▶ Objective: Set out each line from the following listing that includes the word "data".

**** Input rows

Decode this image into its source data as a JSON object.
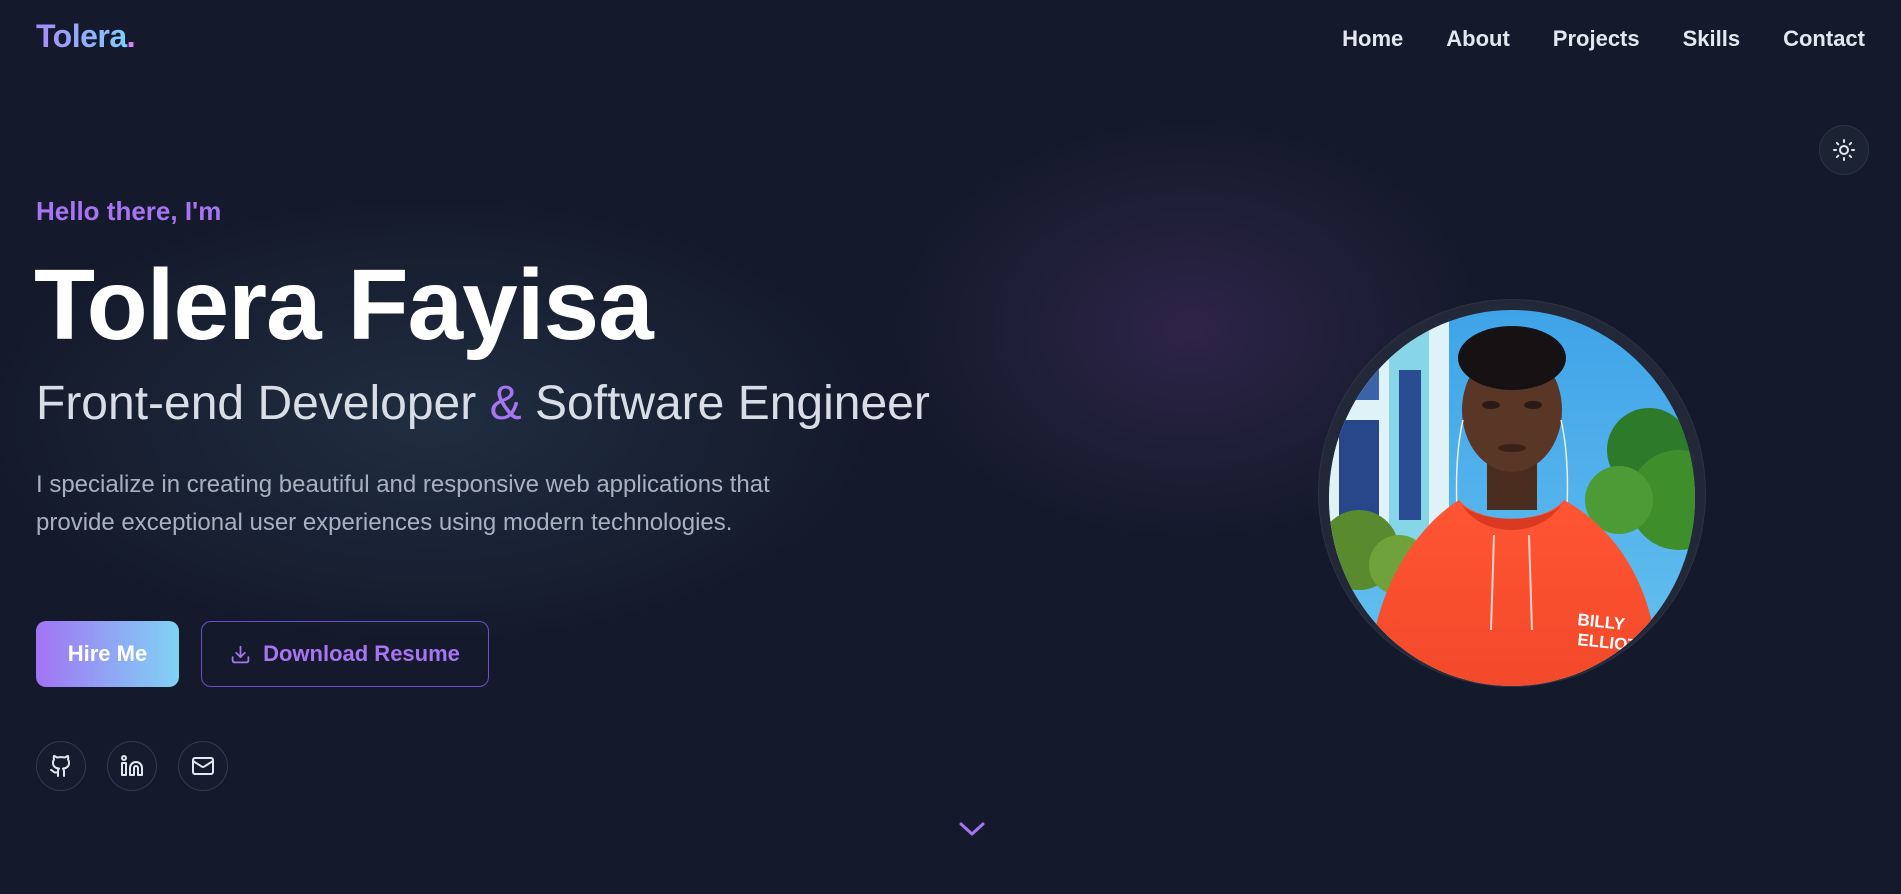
{
  "brand": {
    "logo_text": "Tolera",
    "logo_dot": "."
  },
  "nav": {
    "items": [
      {
        "label": "Home"
      },
      {
        "label": "About"
      },
      {
        "label": "Projects"
      },
      {
        "label": "Skills"
      },
      {
        "label": "Contact"
      }
    ]
  },
  "theme_toggle": {
    "icon": "sun-icon"
  },
  "hero": {
    "greeting": "Hello there, I'm",
    "name": "Tolera Fayisa",
    "role_part1": "Front-end Developer",
    "role_amp": "&",
    "role_part2": "Software Engineer",
    "description": "I specialize in creating beautiful and responsive web applications that provide exceptional user experiences using modern technologies.",
    "hire_label": "Hire Me",
    "resume_label": "Download Resume"
  },
  "socials": [
    {
      "icon": "github-icon"
    },
    {
      "icon": "linkedin-icon"
    },
    {
      "icon": "mail-icon"
    }
  ],
  "avatar": {
    "hoodie_text_line1": "BILLY",
    "hoodie_text_line2": "ELLIOT"
  },
  "colors": {
    "background": "#141a2b",
    "accent": "#a774f2",
    "gradient_start": "#a274f4",
    "gradient_end": "#7fd3f5"
  }
}
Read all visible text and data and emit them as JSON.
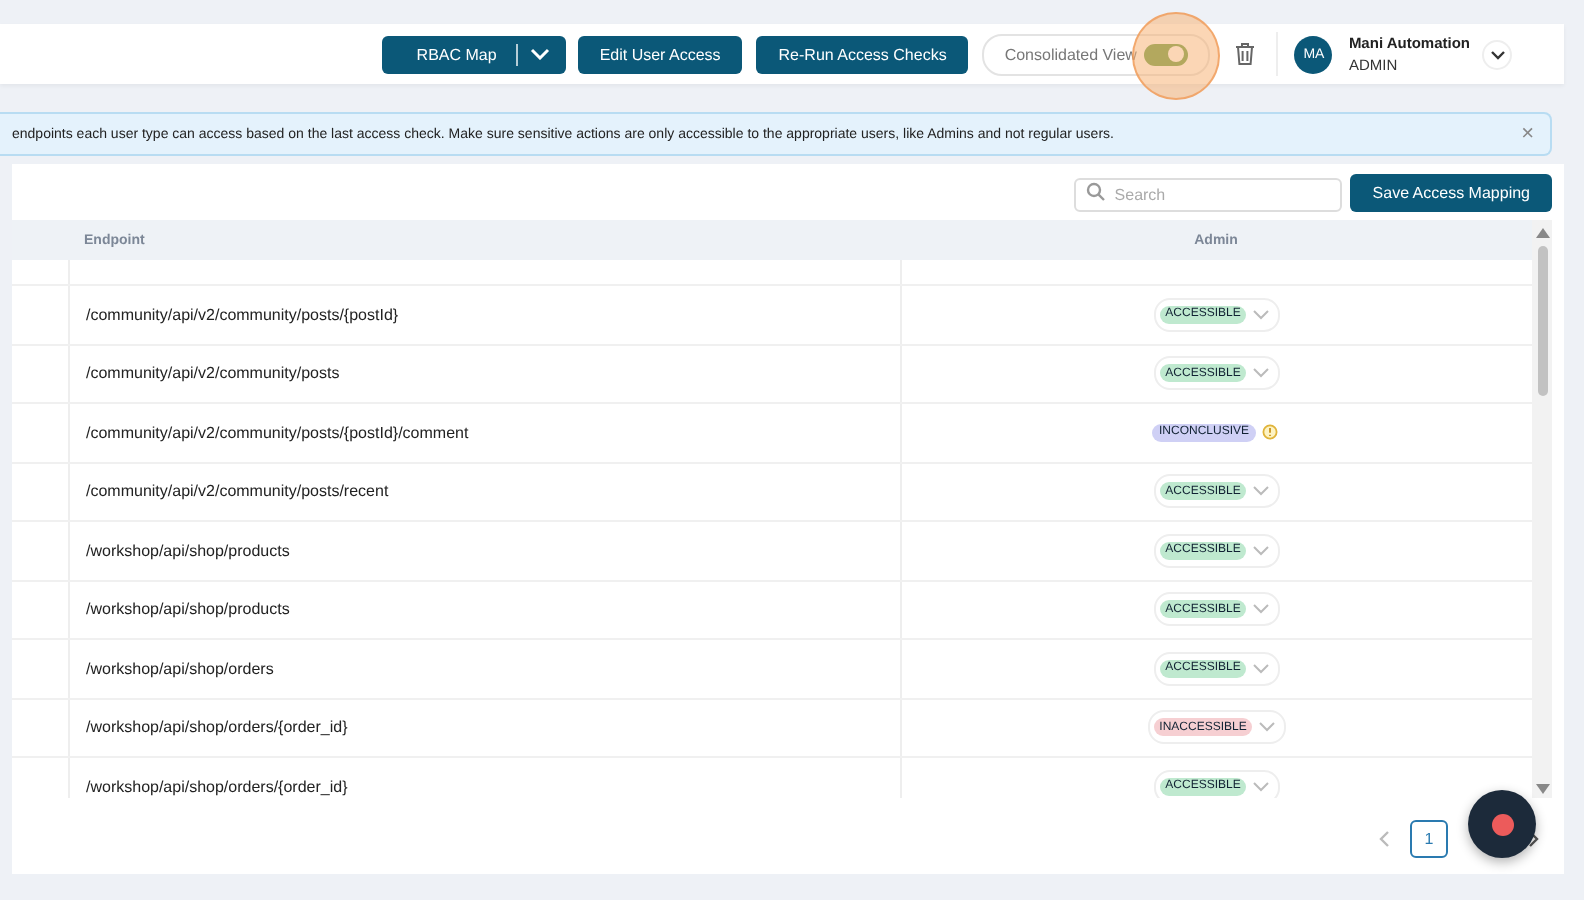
{
  "toolbar": {
    "rbac_map": "RBAC Map",
    "edit_user_access": "Edit User Access",
    "rerun_checks": "Re-Run Access Checks",
    "consolidated_view": {
      "label": "Consolidated View",
      "on": true
    },
    "user": {
      "initials": "MA",
      "name": "Mani Automation",
      "role": "ADMIN"
    }
  },
  "banner": {
    "text": "endpoints each user type can access based on the last access check. Make sure sensitive actions are only accessible to the appropriate users, like Admins and not regular users.",
    "close": "×"
  },
  "search": {
    "placeholder": "Search"
  },
  "save_button": "Save Access Mapping",
  "table": {
    "columns": [
      "Endpoint",
      "Admin"
    ],
    "rows": [
      {
        "endpoint": "/community/api/v2/community/posts/{postId}",
        "status": "ACCESSIBLE",
        "kind": "accessible"
      },
      {
        "endpoint": "/community/api/v2/community/posts",
        "status": "ACCESSIBLE",
        "kind": "accessible"
      },
      {
        "endpoint": "/community/api/v2/community/posts/{postId}/comment",
        "status": "INCONCLUSIVE",
        "kind": "inconclusive"
      },
      {
        "endpoint": "/community/api/v2/community/posts/recent",
        "status": "ACCESSIBLE",
        "kind": "accessible"
      },
      {
        "endpoint": "/workshop/api/shop/products",
        "status": "ACCESSIBLE",
        "kind": "accessible"
      },
      {
        "endpoint": "/workshop/api/shop/products",
        "status": "ACCESSIBLE",
        "kind": "accessible"
      },
      {
        "endpoint": "/workshop/api/shop/orders",
        "status": "ACCESSIBLE",
        "kind": "accessible"
      },
      {
        "endpoint": "/workshop/api/shop/orders/{order_id}",
        "status": "INACCESSIBLE",
        "kind": "inaccessible"
      },
      {
        "endpoint": "/workshop/api/shop/orders/{order_id}",
        "status": "ACCESSIBLE",
        "kind": "accessible"
      }
    ]
  },
  "pagination": {
    "pages": [
      {
        "label": "1",
        "selected": true
      }
    ]
  }
}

********

▶ Full answer:
Decode this image into its source data as a JSON object.
Read all visible text and data and emit them as JSON.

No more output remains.